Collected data
+===+

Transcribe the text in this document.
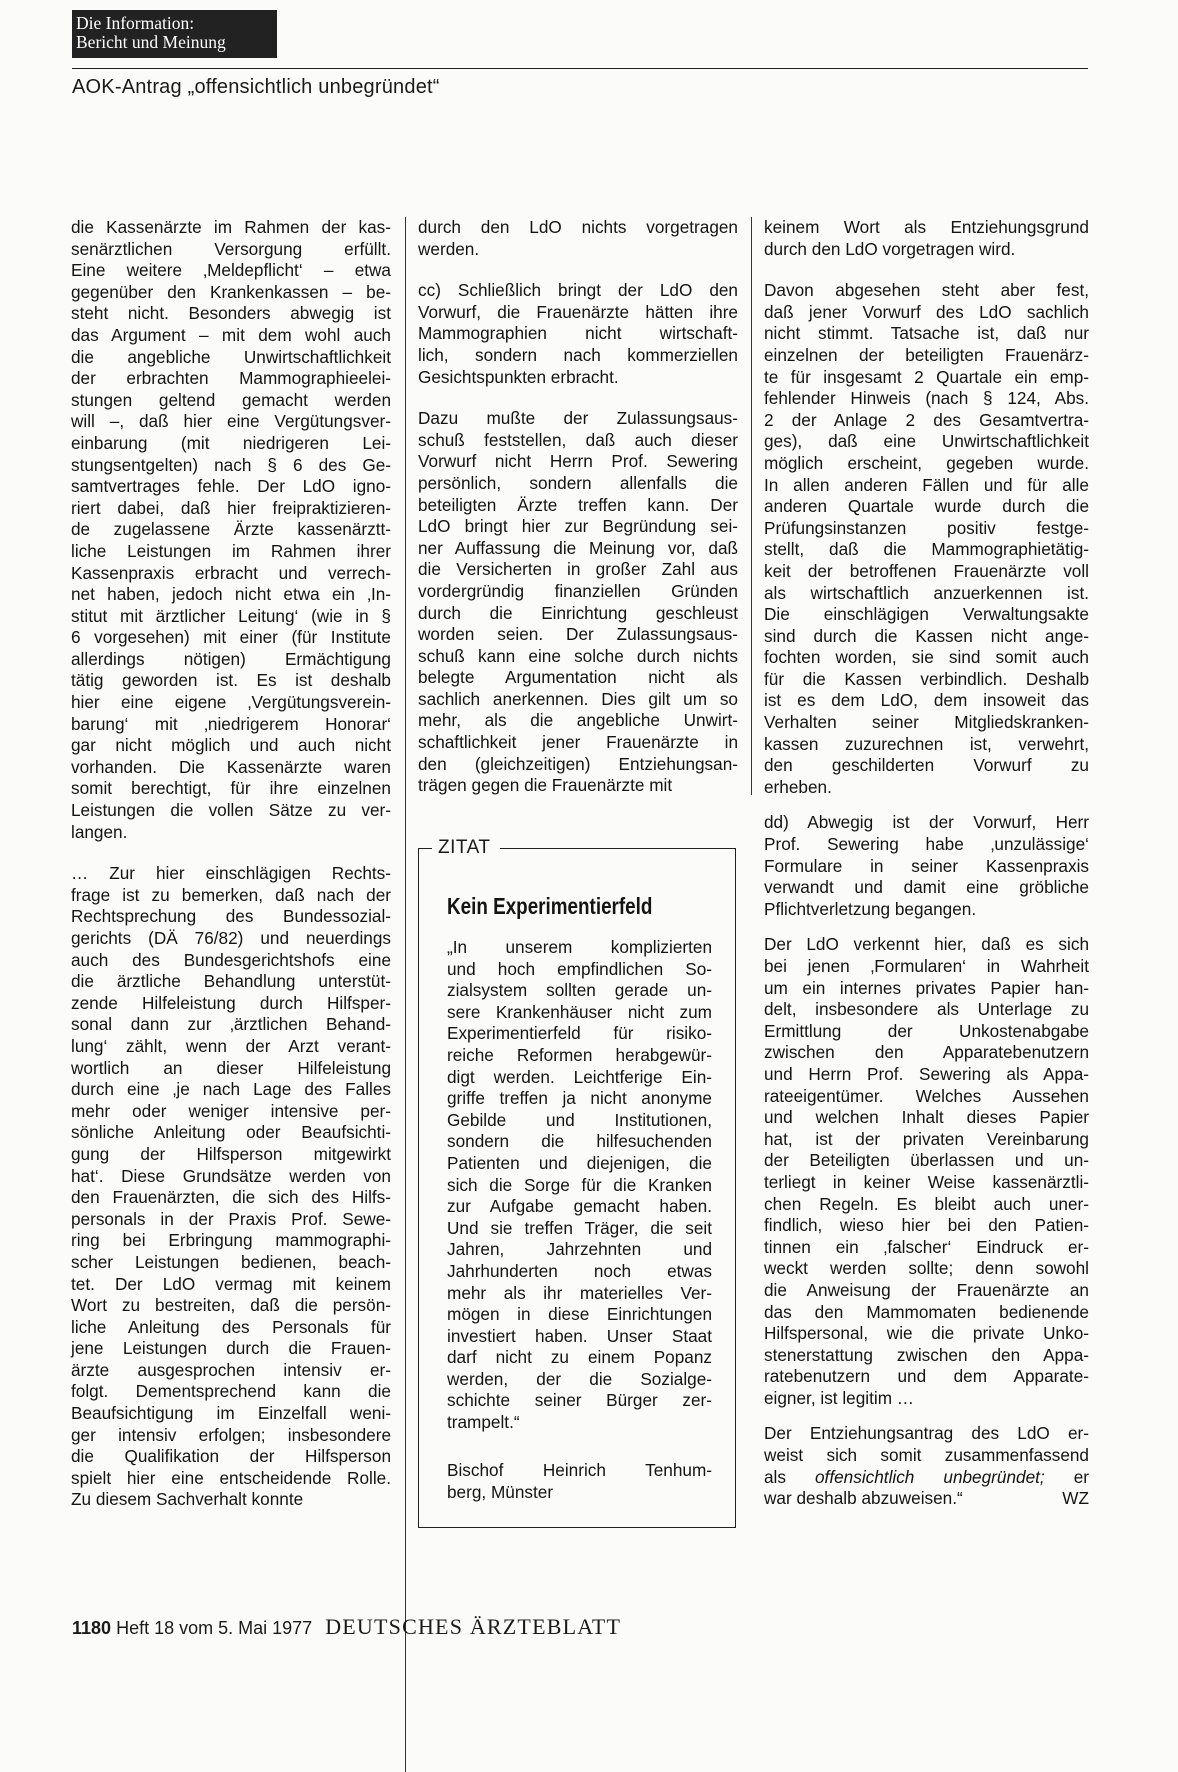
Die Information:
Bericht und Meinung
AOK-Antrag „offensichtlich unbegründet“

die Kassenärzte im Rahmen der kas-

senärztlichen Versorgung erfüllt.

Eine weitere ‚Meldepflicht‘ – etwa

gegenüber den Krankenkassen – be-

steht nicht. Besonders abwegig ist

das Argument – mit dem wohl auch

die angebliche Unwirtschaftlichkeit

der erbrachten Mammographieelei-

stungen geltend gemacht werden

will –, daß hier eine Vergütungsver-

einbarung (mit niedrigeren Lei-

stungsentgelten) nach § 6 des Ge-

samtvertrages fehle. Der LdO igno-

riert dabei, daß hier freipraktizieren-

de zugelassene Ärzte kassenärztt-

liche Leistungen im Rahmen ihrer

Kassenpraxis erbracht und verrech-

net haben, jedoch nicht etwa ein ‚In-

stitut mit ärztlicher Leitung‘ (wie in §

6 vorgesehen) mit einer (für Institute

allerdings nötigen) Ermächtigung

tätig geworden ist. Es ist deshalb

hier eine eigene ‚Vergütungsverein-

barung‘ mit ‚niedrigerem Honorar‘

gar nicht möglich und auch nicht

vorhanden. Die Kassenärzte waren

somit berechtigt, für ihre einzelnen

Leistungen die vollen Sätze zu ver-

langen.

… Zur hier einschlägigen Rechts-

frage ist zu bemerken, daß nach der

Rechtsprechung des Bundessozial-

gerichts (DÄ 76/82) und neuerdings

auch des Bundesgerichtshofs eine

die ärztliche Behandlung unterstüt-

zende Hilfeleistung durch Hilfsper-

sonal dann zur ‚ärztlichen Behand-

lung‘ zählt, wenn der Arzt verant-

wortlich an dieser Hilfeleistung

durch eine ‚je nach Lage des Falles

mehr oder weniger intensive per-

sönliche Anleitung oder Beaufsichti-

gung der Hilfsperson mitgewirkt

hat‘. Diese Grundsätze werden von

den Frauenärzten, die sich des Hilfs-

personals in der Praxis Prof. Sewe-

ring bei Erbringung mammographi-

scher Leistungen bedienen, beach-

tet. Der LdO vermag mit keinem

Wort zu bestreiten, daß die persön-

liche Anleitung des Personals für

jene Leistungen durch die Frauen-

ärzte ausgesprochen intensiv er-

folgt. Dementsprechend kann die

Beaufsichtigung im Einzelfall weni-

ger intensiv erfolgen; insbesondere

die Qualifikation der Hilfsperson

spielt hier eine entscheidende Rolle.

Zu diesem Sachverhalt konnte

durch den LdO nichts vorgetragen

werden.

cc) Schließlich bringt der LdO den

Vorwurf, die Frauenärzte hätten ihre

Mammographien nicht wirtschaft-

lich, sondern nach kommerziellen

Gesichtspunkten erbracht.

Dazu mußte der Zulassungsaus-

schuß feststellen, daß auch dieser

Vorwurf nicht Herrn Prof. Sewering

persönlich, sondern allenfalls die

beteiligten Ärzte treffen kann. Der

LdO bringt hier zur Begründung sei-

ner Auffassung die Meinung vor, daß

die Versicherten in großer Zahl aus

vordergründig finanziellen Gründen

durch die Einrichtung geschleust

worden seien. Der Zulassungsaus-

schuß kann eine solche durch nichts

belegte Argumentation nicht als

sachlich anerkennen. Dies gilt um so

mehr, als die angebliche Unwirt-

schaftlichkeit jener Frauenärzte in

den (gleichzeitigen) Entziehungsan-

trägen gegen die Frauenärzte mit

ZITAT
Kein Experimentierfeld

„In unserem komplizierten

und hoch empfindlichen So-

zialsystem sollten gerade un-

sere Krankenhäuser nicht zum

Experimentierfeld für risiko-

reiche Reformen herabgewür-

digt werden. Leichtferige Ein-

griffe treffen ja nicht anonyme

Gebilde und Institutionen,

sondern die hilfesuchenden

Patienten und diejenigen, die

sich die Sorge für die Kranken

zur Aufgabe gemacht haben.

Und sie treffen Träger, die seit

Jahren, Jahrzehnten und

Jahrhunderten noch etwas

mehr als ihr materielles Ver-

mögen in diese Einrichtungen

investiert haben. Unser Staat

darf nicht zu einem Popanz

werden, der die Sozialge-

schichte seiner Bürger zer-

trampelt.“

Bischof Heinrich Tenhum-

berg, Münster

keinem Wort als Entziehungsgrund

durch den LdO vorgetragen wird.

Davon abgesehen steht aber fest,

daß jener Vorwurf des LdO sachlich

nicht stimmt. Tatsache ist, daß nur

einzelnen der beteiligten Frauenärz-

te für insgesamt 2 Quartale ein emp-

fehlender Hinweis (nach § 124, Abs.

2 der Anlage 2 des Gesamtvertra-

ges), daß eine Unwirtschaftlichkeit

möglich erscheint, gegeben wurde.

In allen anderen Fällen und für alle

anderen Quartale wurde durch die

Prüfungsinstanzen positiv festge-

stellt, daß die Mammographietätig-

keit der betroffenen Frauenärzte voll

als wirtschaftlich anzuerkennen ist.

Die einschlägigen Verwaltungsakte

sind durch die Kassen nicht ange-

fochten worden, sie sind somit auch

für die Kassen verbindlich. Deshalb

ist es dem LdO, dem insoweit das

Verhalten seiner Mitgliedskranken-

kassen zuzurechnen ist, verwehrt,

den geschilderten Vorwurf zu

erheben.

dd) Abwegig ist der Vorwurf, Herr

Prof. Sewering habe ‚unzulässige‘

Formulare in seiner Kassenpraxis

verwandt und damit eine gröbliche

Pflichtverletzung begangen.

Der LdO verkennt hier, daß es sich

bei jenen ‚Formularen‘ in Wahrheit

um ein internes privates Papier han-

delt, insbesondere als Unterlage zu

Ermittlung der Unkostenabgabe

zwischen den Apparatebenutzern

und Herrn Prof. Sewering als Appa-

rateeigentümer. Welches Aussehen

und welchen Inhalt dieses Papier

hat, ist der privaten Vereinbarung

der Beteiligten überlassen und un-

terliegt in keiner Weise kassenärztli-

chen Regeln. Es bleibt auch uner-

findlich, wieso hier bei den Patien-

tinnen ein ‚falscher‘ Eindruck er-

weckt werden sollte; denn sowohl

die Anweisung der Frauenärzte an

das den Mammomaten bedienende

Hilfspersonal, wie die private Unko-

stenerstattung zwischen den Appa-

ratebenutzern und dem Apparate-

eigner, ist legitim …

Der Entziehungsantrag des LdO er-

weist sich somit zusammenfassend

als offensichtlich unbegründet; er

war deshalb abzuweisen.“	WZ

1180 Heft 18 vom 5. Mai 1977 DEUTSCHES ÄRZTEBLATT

+===+

*What is expected*. Exclude the images, then output the data above word for word.

*Task answer*.
Transcribe the text in this document.
Die Information:
Bericht und Meinung
AOK-Antrag „offensichtlich unbegründet“

die Kassenärzte im Rahmen der kas-

senärztlichen Versorgung erfüllt.

Eine weitere ‚Meldepflicht‘ – etwa

gegenüber den Krankenkassen – be-

steht nicht. Besonders abwegig ist

das Argument – mit dem wohl auch

die angebliche Unwirtschaftlichkeit

der erbrachten Mammographieelei-

stungen geltend gemacht werden

will –, daß hier eine Vergütungsver-

einbarung (mit niedrigeren Lei-

stungsentgelten) nach § 6 des Ge-

samtvertrages fehle. Der LdO igno-

riert dabei, daß hier freipraktizieren-

de zugelassene Ärzte kassenärztt-

liche Leistungen im Rahmen ihrer

Kassenpraxis erbracht und verrech-

net haben, jedoch nicht etwa ein ‚In-

stitut mit ärztlicher Leitung‘ (wie in §

6 vorgesehen) mit einer (für Institute

allerdings nötigen) Ermächtigung

tätig geworden ist. Es ist deshalb

hier eine eigene ‚Vergütungsverein-

barung‘ mit ‚niedrigerem Honorar‘

gar nicht möglich und auch nicht

vorhanden. Die Kassenärzte waren

somit berechtigt, für ihre einzelnen

Leistungen die vollen Sätze zu ver-

langen.

… Zur hier einschlägigen Rechts-

frage ist zu bemerken, daß nach der

Rechtsprechung des Bundessozial-

gerichts (DÄ 76/82) und neuerdings

auch des Bundesgerichtshofs eine

die ärztliche Behandlung unterstüt-

zende Hilfeleistung durch Hilfsper-

sonal dann zur ‚ärztlichen Behand-

lung‘ zählt, wenn der Arzt verant-

wortlich an dieser Hilfeleistung

durch eine ‚je nach Lage des Falles

mehr oder weniger intensive per-

sönliche Anleitung oder Beaufsichti-

gung der Hilfsperson mitgewirkt

hat‘. Diese Grundsätze werden von

den Frauenärzten, die sich des Hilfs-

personals in der Praxis Prof. Sewe-

ring bei Erbringung mammographi-

scher Leistungen bedienen, beach-

tet. Der LdO vermag mit keinem

Wort zu bestreiten, daß die persön-

liche Anleitung des Personals für

jene Leistungen durch die Frauen-

ärzte ausgesprochen intensiv er-

folgt. Dementsprechend kann die

Beaufsichtigung im Einzelfall weni-

ger intensiv erfolgen; insbesondere

die Qualifikation der Hilfsperson

spielt hier eine entscheidende Rolle.

Zu diesem Sachverhalt konnte

durch den LdO nichts vorgetragen

werden.

cc) Schließlich bringt der LdO den

Vorwurf, die Frauenärzte hätten ihre

Mammographien nicht wirtschaft-

lich, sondern nach kommerziellen

Gesichtspunkten erbracht.

Dazu mußte der Zulassungsaus-

schuß feststellen, daß auch dieser

Vorwurf nicht Herrn Prof. Sewering

persönlich, sondern allenfalls die

beteiligten Ärzte treffen kann. Der

LdO bringt hier zur Begründung sei-

ner Auffassung die Meinung vor, daß

die Versicherten in großer Zahl aus

vordergründig finanziellen Gründen

durch die Einrichtung geschleust

worden seien. Der Zulassungsaus-

schuß kann eine solche durch nichts

belegte Argumentation nicht als

sachlich anerkennen. Dies gilt um so

mehr, als die angebliche Unwirt-

schaftlichkeit jener Frauenärzte in

den (gleichzeitigen) Entziehungsan-

trägen gegen die Frauenärzte mit

ZITAT
Kein Experimentierfeld

„In unserem komplizierten

und hoch empfindlichen So-

zialsystem sollten gerade un-

sere Krankenhäuser nicht zum

Experimentierfeld für risiko-

reiche Reformen herabgewür-

digt werden. Leichtferige Ein-

griffe treffen ja nicht anonyme

Gebilde und Institutionen,

sondern die hilfesuchenden

Patienten und diejenigen, die

sich die Sorge für die Kranken

zur Aufgabe gemacht haben.

Und sie treffen Träger, die seit

Jahren, Jahrzehnten und

Jahrhunderten noch etwas

mehr als ihr materielles Ver-

mögen in diese Einrichtungen

investiert haben. Unser Staat

darf nicht zu einem Popanz

werden, der die Sozialge-

schichte seiner Bürger zer-

trampelt.“

Bischof Heinrich Tenhum-

berg, Münster

keinem Wort als Entziehungsgrund

durch den LdO vorgetragen wird.

Davon abgesehen steht aber fest,

daß jener Vorwurf des LdO sachlich

nicht stimmt. Tatsache ist, daß nur

einzelnen der beteiligten Frauenärz-

te für insgesamt 2 Quartale ein emp-

fehlender Hinweis (nach § 124, Abs.

2 der Anlage 2 des Gesamtvertra-

ges), daß eine Unwirtschaftlichkeit

möglich erscheint, gegeben wurde.

In allen anderen Fällen und für alle

anderen Quartale wurde durch die

Prüfungsinstanzen positiv festge-

stellt, daß die Mammographietätig-

keit der betroffenen Frauenärzte voll

als wirtschaftlich anzuerkennen ist.

Die einschlägigen Verwaltungsakte

sind durch die Kassen nicht ange-

fochten worden, sie sind somit auch

für die Kassen verbindlich. Deshalb

ist es dem LdO, dem insoweit das

Verhalten seiner Mitgliedskranken-

kassen zuzurechnen ist, verwehrt,

den geschilderten Vorwurf zu

erheben.

dd) Abwegig ist der Vorwurf, Herr

Prof. Sewering habe ‚unzulässige‘

Formulare in seiner Kassenpraxis

verwandt und damit eine gröbliche

Pflichtverletzung begangen.

Der LdO verkennt hier, daß es sich

bei jenen ‚Formularen‘ in Wahrheit

um ein internes privates Papier han-

delt, insbesondere als Unterlage zu

Ermittlung der Unkostenabgabe

zwischen den Apparatebenutzern

und Herrn Prof. Sewering als Appa-

rateeigentümer. Welches Aussehen

und welchen Inhalt dieses Papier

hat, ist der privaten Vereinbarung

der Beteiligten überlassen und un-

terliegt in keiner Weise kassenärztli-

chen Regeln. Es bleibt auch uner-

findlich, wieso hier bei den Patien-

tinnen ein ‚falscher‘ Eindruck er-

weckt werden sollte; denn sowohl

die Anweisung der Frauenärzte an

das den Mammomaten bedienende

Hilfspersonal, wie die private Unko-

stenerstattung zwischen den Appa-

ratebenutzern und dem Apparate-

eigner, ist legitim …

Der Entziehungsantrag des LdO er-

weist sich somit zusammenfassend

als offensichtlich unbegründet; er

war deshalb abzuweisen.“	WZ

1180 Heft 18 vom 5. Mai 1977 DEUTSCHES ÄRZTEBLATT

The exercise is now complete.